* **Selected text**:

Citation: Ronald LeBlanc and Joanne Laffin v. Ballast Grounds Fisheries Limited, a body corporate and The Harbour Authority of Alder

                                               Point, 2003NSSC180

 

                                                                                                     Date: 20030908

                                                                                                     Docket: 202247

                                                                                                   Registry: Sydney

 

 

Between:

                                     Ronald LeBlanc and Joanne Laffin

                                                                                Applicants / Intended Plaintiffs

                                                             v.

 

            Ballast Grounds Fisheries Limited, a body corporate and The Harbour

                                             Authority of Alder Point

                                                                         Respondents / Intended Defendants

 

 

 

Judge:                            The Honourable Justice Frank Edwards

 

Heard:                            September 2, 2003, in Sydney, Nova Scotia

 

Counsel:                         Glenn F. Gouthro, Esq., for the Applicants

Ralph Ripley, Esq., for the Respondents

Nash Brogan, Esq., for the Respondents

 

 

 

 

By the Court:

 

[1]              This is an application for an interim injunction to restrain the Respondents from operating an industrial freezer at the Alder Point Wharf.


[2]              Since 1997, the Applicants have lived in a residence adjacent to and overlooking the wharf area.  Ronald LeBlanc (LeBlanc) is 39 years of age and has always lived in the same area.  In 1997, he was therefore well aware of the character of the area and the type of activity which normally occurred at the wharf.

* **Jobs**:
(a) According to the court decision, what does the application seek to restrain the Respondents from doing?
(b) Please copy the passage of the court decision starting with "[1]              This is" and going on through "Alder Point Wharf.".

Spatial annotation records
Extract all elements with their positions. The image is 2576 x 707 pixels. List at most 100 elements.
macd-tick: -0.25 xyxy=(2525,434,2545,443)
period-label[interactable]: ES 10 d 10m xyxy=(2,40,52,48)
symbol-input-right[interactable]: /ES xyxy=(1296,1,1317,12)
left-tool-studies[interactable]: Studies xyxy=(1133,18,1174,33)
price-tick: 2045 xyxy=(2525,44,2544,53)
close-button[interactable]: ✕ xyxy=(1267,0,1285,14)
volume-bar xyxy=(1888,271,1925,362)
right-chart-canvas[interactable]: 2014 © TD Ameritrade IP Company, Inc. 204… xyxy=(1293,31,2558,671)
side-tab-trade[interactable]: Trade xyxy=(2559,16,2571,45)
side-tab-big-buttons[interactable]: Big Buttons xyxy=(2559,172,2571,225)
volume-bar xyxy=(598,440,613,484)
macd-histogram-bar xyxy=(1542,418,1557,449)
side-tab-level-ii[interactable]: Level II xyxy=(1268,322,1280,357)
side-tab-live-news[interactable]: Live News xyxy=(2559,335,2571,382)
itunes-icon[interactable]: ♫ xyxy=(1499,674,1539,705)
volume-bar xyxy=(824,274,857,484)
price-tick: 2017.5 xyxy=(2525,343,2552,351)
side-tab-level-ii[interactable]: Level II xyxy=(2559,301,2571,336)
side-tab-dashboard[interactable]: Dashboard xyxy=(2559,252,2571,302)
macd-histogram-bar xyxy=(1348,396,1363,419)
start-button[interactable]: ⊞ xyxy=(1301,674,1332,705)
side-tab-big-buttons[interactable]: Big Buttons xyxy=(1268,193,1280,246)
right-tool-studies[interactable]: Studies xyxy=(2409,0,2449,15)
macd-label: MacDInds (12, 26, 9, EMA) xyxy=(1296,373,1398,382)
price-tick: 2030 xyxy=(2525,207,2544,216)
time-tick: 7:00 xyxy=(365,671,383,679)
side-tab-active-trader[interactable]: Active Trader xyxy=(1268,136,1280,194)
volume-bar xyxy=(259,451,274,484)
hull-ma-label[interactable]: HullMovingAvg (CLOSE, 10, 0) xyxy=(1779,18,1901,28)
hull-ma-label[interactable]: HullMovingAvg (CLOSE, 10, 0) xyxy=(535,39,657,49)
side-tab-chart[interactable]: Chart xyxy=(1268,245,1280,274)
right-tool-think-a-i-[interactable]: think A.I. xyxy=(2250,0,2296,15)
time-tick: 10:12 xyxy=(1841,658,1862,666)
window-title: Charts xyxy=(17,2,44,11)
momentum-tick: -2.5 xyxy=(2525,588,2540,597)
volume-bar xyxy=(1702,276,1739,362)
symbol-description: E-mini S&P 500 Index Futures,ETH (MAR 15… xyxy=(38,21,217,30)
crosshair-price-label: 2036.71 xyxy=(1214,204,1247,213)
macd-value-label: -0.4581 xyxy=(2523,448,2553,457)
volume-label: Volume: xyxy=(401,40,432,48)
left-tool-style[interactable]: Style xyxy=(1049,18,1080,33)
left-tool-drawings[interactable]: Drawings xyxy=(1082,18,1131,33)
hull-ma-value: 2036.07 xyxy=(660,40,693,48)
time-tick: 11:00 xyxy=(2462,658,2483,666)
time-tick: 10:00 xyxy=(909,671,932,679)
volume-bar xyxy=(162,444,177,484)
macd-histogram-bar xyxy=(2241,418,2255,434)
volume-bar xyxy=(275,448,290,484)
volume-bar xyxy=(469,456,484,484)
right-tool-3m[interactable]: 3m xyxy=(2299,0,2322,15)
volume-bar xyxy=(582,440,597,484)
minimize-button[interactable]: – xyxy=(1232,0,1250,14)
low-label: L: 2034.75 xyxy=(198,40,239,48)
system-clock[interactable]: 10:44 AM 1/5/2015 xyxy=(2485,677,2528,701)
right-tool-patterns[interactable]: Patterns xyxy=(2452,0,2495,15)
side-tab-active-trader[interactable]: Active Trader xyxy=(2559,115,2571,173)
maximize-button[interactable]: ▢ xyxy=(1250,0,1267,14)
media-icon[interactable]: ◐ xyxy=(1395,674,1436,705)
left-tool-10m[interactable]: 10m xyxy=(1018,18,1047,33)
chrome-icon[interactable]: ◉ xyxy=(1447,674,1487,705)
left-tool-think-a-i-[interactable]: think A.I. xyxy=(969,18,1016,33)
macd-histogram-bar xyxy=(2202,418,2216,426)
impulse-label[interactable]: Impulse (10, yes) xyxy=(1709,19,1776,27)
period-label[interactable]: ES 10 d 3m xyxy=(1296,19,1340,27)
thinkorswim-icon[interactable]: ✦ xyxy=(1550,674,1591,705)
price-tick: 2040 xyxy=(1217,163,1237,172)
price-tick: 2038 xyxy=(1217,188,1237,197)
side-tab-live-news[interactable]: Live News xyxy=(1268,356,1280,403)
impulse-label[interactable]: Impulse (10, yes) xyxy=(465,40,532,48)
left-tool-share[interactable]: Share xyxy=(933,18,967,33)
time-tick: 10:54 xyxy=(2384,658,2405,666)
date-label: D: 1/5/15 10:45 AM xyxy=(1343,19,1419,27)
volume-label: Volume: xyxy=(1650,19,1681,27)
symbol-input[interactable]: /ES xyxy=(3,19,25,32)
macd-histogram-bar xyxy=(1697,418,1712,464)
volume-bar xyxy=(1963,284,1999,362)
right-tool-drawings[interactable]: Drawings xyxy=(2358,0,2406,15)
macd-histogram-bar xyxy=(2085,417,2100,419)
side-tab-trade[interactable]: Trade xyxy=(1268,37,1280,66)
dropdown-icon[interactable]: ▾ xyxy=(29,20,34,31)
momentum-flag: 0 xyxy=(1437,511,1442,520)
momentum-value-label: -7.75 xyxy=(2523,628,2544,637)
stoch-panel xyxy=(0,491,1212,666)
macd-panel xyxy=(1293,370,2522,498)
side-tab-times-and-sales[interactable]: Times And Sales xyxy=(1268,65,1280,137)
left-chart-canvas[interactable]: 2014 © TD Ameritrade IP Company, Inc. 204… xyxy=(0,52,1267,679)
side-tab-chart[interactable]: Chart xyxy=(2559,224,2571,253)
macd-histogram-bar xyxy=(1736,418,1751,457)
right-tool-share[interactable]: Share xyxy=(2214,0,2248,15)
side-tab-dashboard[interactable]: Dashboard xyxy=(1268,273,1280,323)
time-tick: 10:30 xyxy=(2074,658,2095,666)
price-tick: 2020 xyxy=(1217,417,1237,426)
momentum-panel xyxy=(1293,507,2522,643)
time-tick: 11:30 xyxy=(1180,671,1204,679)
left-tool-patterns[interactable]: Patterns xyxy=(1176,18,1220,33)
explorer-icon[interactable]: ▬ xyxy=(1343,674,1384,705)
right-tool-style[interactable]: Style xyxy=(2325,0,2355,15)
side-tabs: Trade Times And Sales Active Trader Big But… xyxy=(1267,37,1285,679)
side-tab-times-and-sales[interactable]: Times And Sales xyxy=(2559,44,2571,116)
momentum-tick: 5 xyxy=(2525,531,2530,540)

* **The solutions**:
(a) Operating an industrial freezer at the Alder Point Wharf.

(b)
[1]              This is an application for an interim injunction to restrain the Respondents from operating an industrial freezer at the Alder Point Wharf.